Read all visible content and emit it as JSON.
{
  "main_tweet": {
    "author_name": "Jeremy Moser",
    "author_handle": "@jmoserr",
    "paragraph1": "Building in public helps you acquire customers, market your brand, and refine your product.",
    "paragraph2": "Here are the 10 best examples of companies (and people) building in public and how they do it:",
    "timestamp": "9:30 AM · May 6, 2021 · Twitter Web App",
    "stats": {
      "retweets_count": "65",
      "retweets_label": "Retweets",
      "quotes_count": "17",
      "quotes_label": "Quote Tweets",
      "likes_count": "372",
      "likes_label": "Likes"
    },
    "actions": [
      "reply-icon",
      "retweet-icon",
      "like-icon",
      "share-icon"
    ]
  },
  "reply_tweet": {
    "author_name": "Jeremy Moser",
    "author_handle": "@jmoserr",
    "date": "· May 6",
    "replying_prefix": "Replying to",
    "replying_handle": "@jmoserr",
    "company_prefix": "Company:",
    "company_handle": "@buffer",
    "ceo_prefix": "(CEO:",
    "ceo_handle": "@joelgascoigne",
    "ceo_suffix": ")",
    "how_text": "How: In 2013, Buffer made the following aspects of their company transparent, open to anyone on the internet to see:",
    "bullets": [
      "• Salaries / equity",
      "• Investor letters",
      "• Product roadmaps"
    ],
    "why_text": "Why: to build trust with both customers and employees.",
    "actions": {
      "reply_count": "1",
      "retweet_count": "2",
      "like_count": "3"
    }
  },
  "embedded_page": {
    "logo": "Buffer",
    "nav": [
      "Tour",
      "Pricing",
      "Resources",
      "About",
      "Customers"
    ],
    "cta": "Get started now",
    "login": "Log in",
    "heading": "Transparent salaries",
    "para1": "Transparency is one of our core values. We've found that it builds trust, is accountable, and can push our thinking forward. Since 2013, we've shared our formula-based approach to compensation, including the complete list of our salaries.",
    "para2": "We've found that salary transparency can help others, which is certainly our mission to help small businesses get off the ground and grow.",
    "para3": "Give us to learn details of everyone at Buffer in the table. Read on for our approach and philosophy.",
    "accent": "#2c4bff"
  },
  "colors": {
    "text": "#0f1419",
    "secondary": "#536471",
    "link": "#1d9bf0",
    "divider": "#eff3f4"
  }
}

★ ★ ★ ★

◆ Aim of the task:
Find the word "icon" in the material, then list each line that holds it.

◆ Answer to the exercise:
      "reply-icon",
      "retweet-icon",
      "like-icon",
      "share-icon"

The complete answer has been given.